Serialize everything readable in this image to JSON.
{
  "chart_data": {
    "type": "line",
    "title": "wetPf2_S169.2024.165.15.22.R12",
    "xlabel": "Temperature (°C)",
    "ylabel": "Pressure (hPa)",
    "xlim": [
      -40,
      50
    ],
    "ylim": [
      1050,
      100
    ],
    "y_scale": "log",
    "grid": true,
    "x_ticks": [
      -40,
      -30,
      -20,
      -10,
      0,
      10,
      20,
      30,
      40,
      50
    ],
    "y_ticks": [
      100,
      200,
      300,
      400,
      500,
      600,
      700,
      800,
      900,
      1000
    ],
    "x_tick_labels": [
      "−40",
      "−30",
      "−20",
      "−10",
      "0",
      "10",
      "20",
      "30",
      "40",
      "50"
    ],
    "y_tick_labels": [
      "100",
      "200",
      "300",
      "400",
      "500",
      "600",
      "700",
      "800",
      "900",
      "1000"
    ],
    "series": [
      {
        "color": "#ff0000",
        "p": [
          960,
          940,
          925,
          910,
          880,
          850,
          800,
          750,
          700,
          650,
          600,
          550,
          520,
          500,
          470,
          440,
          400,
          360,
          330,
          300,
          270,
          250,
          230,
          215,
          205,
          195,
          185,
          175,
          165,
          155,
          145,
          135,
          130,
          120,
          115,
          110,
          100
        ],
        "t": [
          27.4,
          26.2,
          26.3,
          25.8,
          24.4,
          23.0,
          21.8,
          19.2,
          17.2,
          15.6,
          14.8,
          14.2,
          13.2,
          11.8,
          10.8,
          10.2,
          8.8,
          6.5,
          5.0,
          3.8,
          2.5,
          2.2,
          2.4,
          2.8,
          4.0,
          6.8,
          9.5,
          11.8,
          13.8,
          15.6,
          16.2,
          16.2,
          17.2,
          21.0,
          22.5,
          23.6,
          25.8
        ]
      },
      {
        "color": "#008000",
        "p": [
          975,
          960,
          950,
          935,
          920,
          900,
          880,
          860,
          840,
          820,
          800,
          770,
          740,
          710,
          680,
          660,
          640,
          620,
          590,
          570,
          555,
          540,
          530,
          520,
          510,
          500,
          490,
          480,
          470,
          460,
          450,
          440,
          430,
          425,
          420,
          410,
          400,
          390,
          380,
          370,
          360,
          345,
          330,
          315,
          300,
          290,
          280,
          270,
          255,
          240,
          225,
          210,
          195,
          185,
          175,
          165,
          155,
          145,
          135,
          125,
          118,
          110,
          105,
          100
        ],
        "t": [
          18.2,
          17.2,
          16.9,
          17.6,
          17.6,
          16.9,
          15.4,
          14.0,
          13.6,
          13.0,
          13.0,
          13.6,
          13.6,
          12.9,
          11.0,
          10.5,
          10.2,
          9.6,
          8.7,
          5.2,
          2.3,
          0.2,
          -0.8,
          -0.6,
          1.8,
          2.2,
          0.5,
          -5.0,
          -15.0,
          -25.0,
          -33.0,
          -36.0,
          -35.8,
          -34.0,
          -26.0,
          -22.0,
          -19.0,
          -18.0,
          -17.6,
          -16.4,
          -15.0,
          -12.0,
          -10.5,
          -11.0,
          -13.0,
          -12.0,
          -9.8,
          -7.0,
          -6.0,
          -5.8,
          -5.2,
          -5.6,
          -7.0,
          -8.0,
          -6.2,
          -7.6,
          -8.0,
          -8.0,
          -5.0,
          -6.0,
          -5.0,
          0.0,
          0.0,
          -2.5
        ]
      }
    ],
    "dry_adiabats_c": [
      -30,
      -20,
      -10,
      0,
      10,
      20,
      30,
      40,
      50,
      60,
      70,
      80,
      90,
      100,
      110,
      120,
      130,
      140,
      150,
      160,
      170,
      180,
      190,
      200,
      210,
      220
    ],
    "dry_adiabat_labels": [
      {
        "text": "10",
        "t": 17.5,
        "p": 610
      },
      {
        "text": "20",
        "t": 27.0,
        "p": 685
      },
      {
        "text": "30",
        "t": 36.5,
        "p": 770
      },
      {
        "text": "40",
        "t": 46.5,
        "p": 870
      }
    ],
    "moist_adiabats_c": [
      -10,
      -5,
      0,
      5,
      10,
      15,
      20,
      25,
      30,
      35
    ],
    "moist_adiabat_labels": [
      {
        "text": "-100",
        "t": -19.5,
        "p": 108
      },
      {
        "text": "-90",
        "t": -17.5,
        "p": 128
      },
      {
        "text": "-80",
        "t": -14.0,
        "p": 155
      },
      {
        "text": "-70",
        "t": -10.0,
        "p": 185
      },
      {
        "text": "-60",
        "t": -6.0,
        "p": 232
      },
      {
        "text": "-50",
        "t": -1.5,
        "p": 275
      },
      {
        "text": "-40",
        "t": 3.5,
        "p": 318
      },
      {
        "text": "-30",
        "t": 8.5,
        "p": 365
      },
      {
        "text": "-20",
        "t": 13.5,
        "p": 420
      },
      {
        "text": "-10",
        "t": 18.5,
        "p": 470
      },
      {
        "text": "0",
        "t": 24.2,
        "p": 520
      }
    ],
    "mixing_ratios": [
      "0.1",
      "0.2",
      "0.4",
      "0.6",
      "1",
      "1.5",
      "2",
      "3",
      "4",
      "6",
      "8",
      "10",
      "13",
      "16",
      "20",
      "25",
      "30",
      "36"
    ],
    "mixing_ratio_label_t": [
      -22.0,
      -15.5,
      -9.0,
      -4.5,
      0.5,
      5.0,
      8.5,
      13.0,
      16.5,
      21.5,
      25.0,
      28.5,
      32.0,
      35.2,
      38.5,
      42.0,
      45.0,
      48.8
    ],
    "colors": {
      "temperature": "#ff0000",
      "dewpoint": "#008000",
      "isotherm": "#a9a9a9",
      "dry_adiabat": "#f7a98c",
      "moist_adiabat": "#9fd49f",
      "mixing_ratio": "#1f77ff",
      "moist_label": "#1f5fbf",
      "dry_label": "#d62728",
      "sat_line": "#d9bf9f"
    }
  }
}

────

# What this task involves:
Please restate the records in full, word for word.

# Solution for this task:
Serialize everything readable in this image to JSON.
{
  "chart_data": {
    "type": "line",
    "title": "wetPf2_S169.2024.165.15.22.R12",
    "xlabel": "Temperature (°C)",
    "ylabel": "Pressure (hPa)",
    "xlim": [
      -40,
      50
    ],
    "ylim": [
      1050,
      100
    ],
    "y_scale": "log",
    "grid": true,
    "x_ticks": [
      -40,
      -30,
      -20,
      -10,
      0,
      10,
      20,
      30,
      40,
      50
    ],
    "y_ticks": [
      100,
      200,
      300,
      400,
      500,
      600,
      700,
      800,
      900,
      1000
    ],
    "x_tick_labels": [
      "−40",
      "−30",
      "−20",
      "−10",
      "0",
      "10",
      "20",
      "30",
      "40",
      "50"
    ],
    "y_tick_labels": [
      "100",
      "200",
      "300",
      "400",
      "500",
      "600",
      "700",
      "800",
      "900",
      "1000"
    ],
    "series": [
      {
        "color": "#ff0000",
        "p": [
          960,
          940,
          925,
          910,
          880,
          850,
          800,
          750,
          700,
          650,
          600,
          550,
          520,
          500,
          470,
          440,
          400,
          360,
          330,
          300,
          270,
          250,
          230,
          215,
          205,
          195,
          185,
          175,
          165,
          155,
          145,
          135,
          130,
          120,
          115,
          110,
          100
        ],
        "t": [
          27.4,
          26.2,
          26.3,
          25.8,
          24.4,
          23.0,
          21.8,
          19.2,
          17.2,
          15.6,
          14.8,
          14.2,
          13.2,
          11.8,
          10.8,
          10.2,
          8.8,
          6.5,
          5.0,
          3.8,
          2.5,
          2.2,
          2.4,
          2.8,
          4.0,
          6.8,
          9.5,
          11.8,
          13.8,
          15.6,
          16.2,
          16.2,
          17.2,
          21.0,
          22.5,
          23.6,
          25.8
        ]
      },
      {
        "color": "#008000",
        "p": [
          975,
          960,
          950,
          935,
          920,
          900,
          880,
          860,
          840,
          820,
          800,
          770,
          740,
          710,
          680,
          660,
          640,
          620,
          590,
          570,
          555,
          540,
          530,
          520,
          510,
          500,
          490,
          480,
          470,
          460,
          450,
          440,
          430,
          425,
          420,
          410,
          400,
          390,
          380,
          370,
          360,
          345,
          330,
          315,
          300,
          290,
          280,
          270,
          255,
          240,
          225,
          210,
          195,
          185,
          175,
          165,
          155,
          145,
          135,
          125,
          118,
          110,
          105,
          100
        ],
        "t": [
          18.2,
          17.2,
          16.9,
          17.6,
          17.6,
          16.9,
          15.4,
          14.0,
          13.6,
          13.0,
          13.0,
          13.6,
          13.6,
          12.9,
          11.0,
          10.5,
          10.2,
          9.6,
          8.7,
          5.2,
          2.3,
          0.2,
          -0.8,
          -0.6,
          1.8,
          2.2,
          0.5,
          -5.0,
          -15.0,
          -25.0,
          -33.0,
          -36.0,
          -35.8,
          -34.0,
          -26.0,
          -22.0,
          -19.0,
          -18.0,
          -17.6,
          -16.4,
          -15.0,
          -12.0,
          -10.5,
          -11.0,
          -13.0,
          -12.0,
          -9.8,
          -7.0,
          -6.0,
          -5.8,
          -5.2,
          -5.6,
          -7.0,
          -8.0,
          -6.2,
          -7.6,
          -8.0,
          -8.0,
          -5.0,
          -6.0,
          -5.0,
          0.0,
          0.0,
          -2.5
        ]
      }
    ],
    "dry_adiabats_c": [
      -30,
      -20,
      -10,
      0,
      10,
      20,
      30,
      40,
      50,
      60,
      70,
      80,
      90,
      100,
      110,
      120,
      130,
      140,
      150,
      160,
      170,
      180,
      190,
      200,
      210,
      220
    ],
    "dry_adiabat_labels": [
      {
        "text": "10",
        "t": 17.5,
        "p": 610
      },
      {
        "text": "20",
        "t": 27.0,
        "p": 685
      },
      {
        "text": "30",
        "t": 36.5,
        "p": 770
      },
      {
        "text": "40",
        "t": 46.5,
        "p": 870
      }
    ],
    "moist_adiabats_c": [
      -10,
      -5,
      0,
      5,
      10,
      15,
      20,
      25,
      30,
      35
    ],
    "moist_adiabat_labels": [
      {
        "text": "-100",
        "t": -19.5,
        "p": 108
      },
      {
        "text": "-90",
        "t": -17.5,
        "p": 128
      },
      {
        "text": "-80",
        "t": -14.0,
        "p": 155
      },
      {
        "text": "-70",
        "t": -10.0,
        "p": 185
      },
      {
        "text": "-60",
        "t": -6.0,
        "p": 232
      },
      {
        "text": "-50",
        "t": -1.5,
        "p": 275
      },
      {
        "text": "-40",
        "t": 3.5,
        "p": 318
      },
      {
        "text": "-30",
        "t": 8.5,
        "p": 365
      },
      {
        "text": "-20",
        "t": 13.5,
        "p": 420
      },
      {
        "text": "-10",
        "t": 18.5,
        "p": 470
      },
      {
        "text": "0",
        "t": 24.2,
        "p": 520
      }
    ],
    "mixing_ratios": [
      "0.1",
      "0.2",
      "0.4",
      "0.6",
      "1",
      "1.5",
      "2",
      "3",
      "4",
      "6",
      "8",
      "10",
      "13",
      "16",
      "20",
      "25",
      "30",
      "36"
    ],
    "mixing_ratio_label_t": [
      -22.0,
      -15.5,
      -9.0,
      -4.5,
      0.5,
      5.0,
      8.5,
      13.0,
      16.5,
      21.5,
      25.0,
      28.5,
      32.0,
      35.2,
      38.5,
      42.0,
      45.0,
      48.8
    ],
    "colors": {
      "temperature": "#ff0000",
      "dewpoint": "#008000",
      "isotherm": "#a9a9a9",
      "dry_adiabat": "#f7a98c",
      "moist_adiabat": "#9fd49f",
      "mixing_ratio": "#1f77ff",
      "moist_label": "#1f5fbf",
      "dry_label": "#d62728",
      "sat_line": "#d9bf9f"
    }
  }
}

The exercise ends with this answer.